Repeat each line of the material below exactly as it appears, minus any pictures.
-- Start Task inputs --
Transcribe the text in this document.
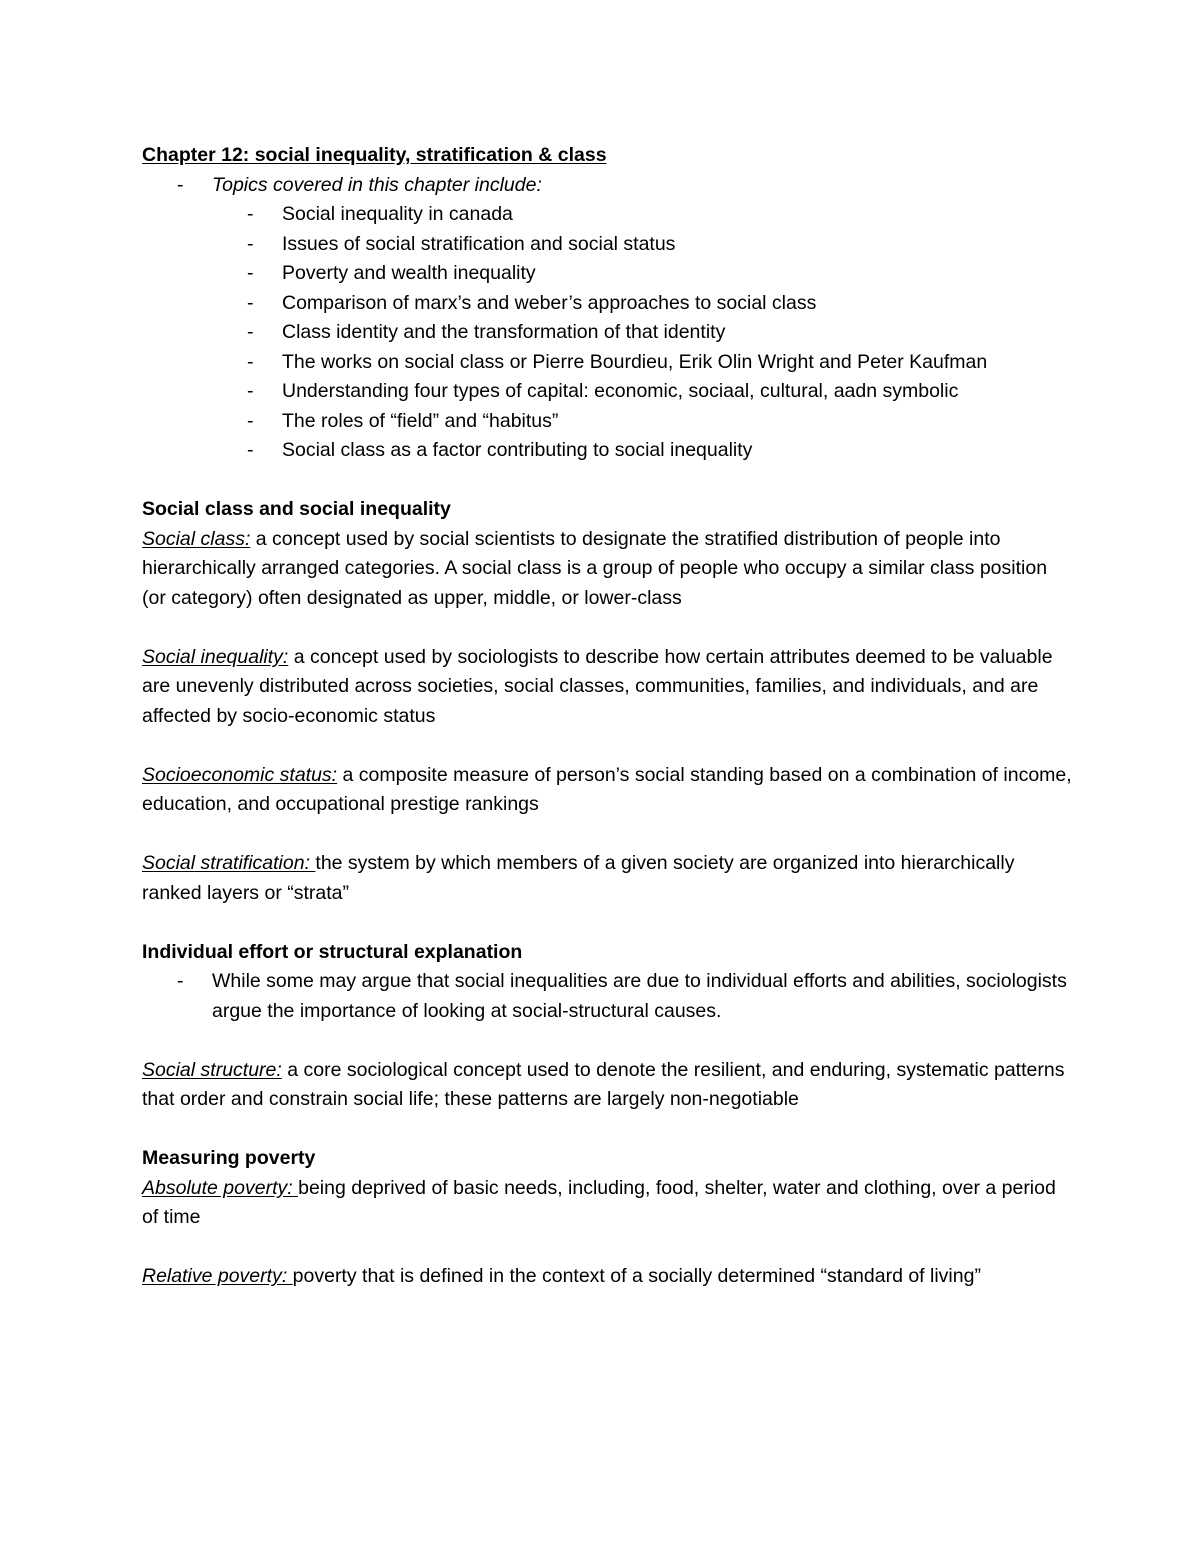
Chapter 12: social inequality, stratification & class

- Topics covered in this chapter include:
- Social inequality in canada
- Issues of social stratification and social status
- Poverty and wealth inequality
- Comparison of marx’s and weber’s approaches to social class
- Class identity and the transformation of that identity
- The works on social class or Pierre Bourdieu, Erik Olin Wright and Peter Kaufman
- Understanding four types of capital: economic, sociaal, cultural, aadn symbolic
- The roles of “field” and “habitus”
- Social class as a factor contributing to social inequality

Social class and social inequality

Social class: a concept used by social scientists to designate the stratified distribution of people into hierarchically arranged categories. A social class is a group of people who occupy a similar class position (or category) often designated as upper, middle, or lower-class

Social inequality: a concept used by sociologists to describe how certain attributes deemed to be valuable are unevenly distributed across societies, social classes, communities, families, and individuals, and are affected by socio-economic status

Socioeconomic status: a composite measure of person’s social standing based on a combination of income, education, and occupational prestige rankings

Social stratification: the system by which members of a given society are organized into hierarchically ranked layers or “strata”

Individual effort or structural explanation

- While some may argue that social inequalities are due to individual efforts and abilities, sociologists argue the importance of looking at social-structural causes.

Social structure: a core sociological concept used to denote the resilient, and enduring, systematic patterns that order and constrain social life; these patterns are largely non-negotiable

Measuring poverty

Absolute poverty: being deprived of basic needs, including, food, shelter, water and clothing, over a period of time

Relative poverty: poverty that is defined in the context of a socially determined “standard of living”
-- End Task inputs --
Result —
Transcribe the text in this document.
Chapter 12: social inequality, stratification & class

- Topics covered in this chapter include:
- Social inequality in canada
- Issues of social stratification and social status
- Poverty and wealth inequality
- Comparison of marx’s and weber’s approaches to social class
- Class identity and the transformation of that identity
- The works on social class or Pierre Bourdieu, Erik Olin Wright and Peter Kaufman
- Understanding four types of capital: economic, sociaal, cultural, aadn symbolic
- The roles of “field” and “habitus”
- Social class as a factor contributing to social inequality

Social class and social inequality

Social class: a concept used by social scientists to designate the stratified distribution of people into hierarchically arranged categories. A social class is a group of people who occupy a similar class position (or category) often designated as upper, middle, or lower-class

Social inequality: a concept used by sociologists to describe how certain attributes deemed to be valuable are unevenly distributed across societies, social classes, communities, families, and individuals, and are affected by socio-economic status

Socioeconomic status: a composite measure of person’s social standing based on a combination of income, education, and occupational prestige rankings

Social stratification: the system by which members of a given society are organized into hierarchically ranked layers or “strata”

Individual effort or structural explanation

- While some may argue that social inequalities are due to individual efforts and abilities, sociologists argue the importance of looking at social-structural causes.

Social structure: a core sociological concept used to denote the resilient, and enduring, systematic patterns that order and constrain social life; these patterns are largely non-negotiable

Measuring poverty

Absolute poverty: being deprived of basic needs, including, food, shelter, water and clothing, over a period of time

Relative poverty: poverty that is defined in the context of a socially determined “standard of living”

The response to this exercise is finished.